* What to work on
The listing below should be written out exactly; please include all of it.

* Material for the task
========================================
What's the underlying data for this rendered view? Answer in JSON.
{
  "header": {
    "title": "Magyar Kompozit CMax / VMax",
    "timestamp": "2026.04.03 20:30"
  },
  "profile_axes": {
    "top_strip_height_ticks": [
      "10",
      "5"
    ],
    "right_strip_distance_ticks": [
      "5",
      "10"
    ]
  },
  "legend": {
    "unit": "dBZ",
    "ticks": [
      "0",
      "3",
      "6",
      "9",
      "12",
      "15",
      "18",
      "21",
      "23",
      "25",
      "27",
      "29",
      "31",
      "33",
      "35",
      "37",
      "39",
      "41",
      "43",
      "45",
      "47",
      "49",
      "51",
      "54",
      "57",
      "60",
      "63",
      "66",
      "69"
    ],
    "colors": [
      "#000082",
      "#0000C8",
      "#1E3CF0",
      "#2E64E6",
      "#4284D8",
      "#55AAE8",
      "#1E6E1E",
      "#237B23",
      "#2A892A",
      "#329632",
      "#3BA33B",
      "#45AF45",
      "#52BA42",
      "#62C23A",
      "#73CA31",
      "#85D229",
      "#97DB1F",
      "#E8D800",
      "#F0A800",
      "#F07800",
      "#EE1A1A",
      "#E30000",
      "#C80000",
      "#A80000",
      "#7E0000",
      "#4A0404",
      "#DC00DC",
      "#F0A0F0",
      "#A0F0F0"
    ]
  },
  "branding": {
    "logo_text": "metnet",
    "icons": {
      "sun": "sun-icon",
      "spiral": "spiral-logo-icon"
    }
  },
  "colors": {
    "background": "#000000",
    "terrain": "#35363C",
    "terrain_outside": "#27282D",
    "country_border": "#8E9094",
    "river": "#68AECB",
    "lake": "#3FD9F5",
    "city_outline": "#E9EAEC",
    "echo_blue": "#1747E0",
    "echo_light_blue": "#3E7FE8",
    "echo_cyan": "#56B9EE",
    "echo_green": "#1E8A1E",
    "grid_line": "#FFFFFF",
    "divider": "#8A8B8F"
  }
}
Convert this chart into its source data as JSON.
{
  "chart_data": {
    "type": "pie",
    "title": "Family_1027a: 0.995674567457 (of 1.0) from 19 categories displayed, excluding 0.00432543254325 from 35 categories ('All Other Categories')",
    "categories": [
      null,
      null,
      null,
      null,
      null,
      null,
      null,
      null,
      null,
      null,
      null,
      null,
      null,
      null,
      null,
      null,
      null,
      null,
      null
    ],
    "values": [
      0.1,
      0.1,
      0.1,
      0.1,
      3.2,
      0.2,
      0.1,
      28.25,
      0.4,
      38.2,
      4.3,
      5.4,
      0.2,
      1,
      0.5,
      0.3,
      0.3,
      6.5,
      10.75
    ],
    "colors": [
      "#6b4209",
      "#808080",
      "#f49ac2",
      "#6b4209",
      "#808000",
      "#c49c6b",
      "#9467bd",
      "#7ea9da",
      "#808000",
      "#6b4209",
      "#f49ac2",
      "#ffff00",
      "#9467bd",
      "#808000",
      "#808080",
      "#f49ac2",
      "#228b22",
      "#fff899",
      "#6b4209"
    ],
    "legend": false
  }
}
========================================
* Result
What's the underlying data for this rendered view? Answer in JSON.
{
  "header": {
    "title": "Magyar Kompozit CMax / VMax",
    "timestamp": "2026.04.03 20:30"
  },
  "profile_axes": {
    "top_strip_height_ticks": [
      "10",
      "5"
    ],
    "right_strip_distance_ticks": [
      "5",
      "10"
    ]
  },
  "legend": {
    "unit": "dBZ",
    "ticks": [
      "0",
      "3",
      "6",
      "9",
      "12",
      "15",
      "18",
      "21",
      "23",
      "25",
      "27",
      "29",
      "31",
      "33",
      "35",
      "37",
      "39",
      "41",
      "43",
      "45",
      "47",
      "49",
      "51",
      "54",
      "57",
      "60",
      "63",
      "66",
      "69"
    ],
    "colors": [
      "#000082",
      "#0000C8",
      "#1E3CF0",
      "#2E64E6",
      "#4284D8",
      "#55AAE8",
      "#1E6E1E",
      "#237B23",
      "#2A892A",
      "#329632",
      "#3BA33B",
      "#45AF45",
      "#52BA42",
      "#62C23A",
      "#73CA31",
      "#85D229",
      "#97DB1F",
      "#E8D800",
      "#F0A800",
      "#F07800",
      "#EE1A1A",
      "#E30000",
      "#C80000",
      "#A80000",
      "#7E0000",
      "#4A0404",
      "#DC00DC",
      "#F0A0F0",
      "#A0F0F0"
    ]
  },
  "branding": {
    "logo_text": "metnet",
    "icons": {
      "sun": "sun-icon",
      "spiral": "spiral-logo-icon"
    }
  },
  "colors": {
    "background": "#000000",
    "terrain": "#35363C",
    "terrain_outside": "#27282D",
    "country_border": "#8E9094",
    "river": "#68AECB",
    "lake": "#3FD9F5",
    "city_outline": "#E9EAEC",
    "echo_blue": "#1747E0",
    "echo_light_blue": "#3E7FE8",
    "echo_cyan": "#56B9EE",
    "echo_green": "#1E8A1E",
    "grid_line": "#FFFFFF",
    "divider": "#8A8B8F"
  }
}
Convert this chart into its source data as JSON.
{
  "chart_data": {
    "type": "pie",
    "title": "Family_1027a: 0.995674567457 (of 1.0) from 19 categories displayed, excluding 0.00432543254325 from 35 categories ('All Other Categories')",
    "categories": [
      null,
      null,
      null,
      null,
      null,
      null,
      null,
      null,
      null,
      null,
      null,
      null,
      null,
      null,
      null,
      null,
      null,
      null,
      null
    ],
    "values": [
      0.1,
      0.1,
      0.1,
      0.1,
      3.2,
      0.2,
      0.1,
      28.25,
      0.4,
      38.2,
      4.3,
      5.4,
      0.2,
      1,
      0.5,
      0.3,
      0.3,
      6.5,
      10.75
    ],
    "colors": [
      "#6b4209",
      "#808080",
      "#f49ac2",
      "#6b4209",
      "#808000",
      "#c49c6b",
      "#9467bd",
      "#7ea9da",
      "#808000",
      "#6b4209",
      "#f49ac2",
      "#ffff00",
      "#9467bd",
      "#808000",
      "#808080",
      "#f49ac2",
      "#228b22",
      "#fff899",
      "#6b4209"
    ],
    "legend": false
  }
}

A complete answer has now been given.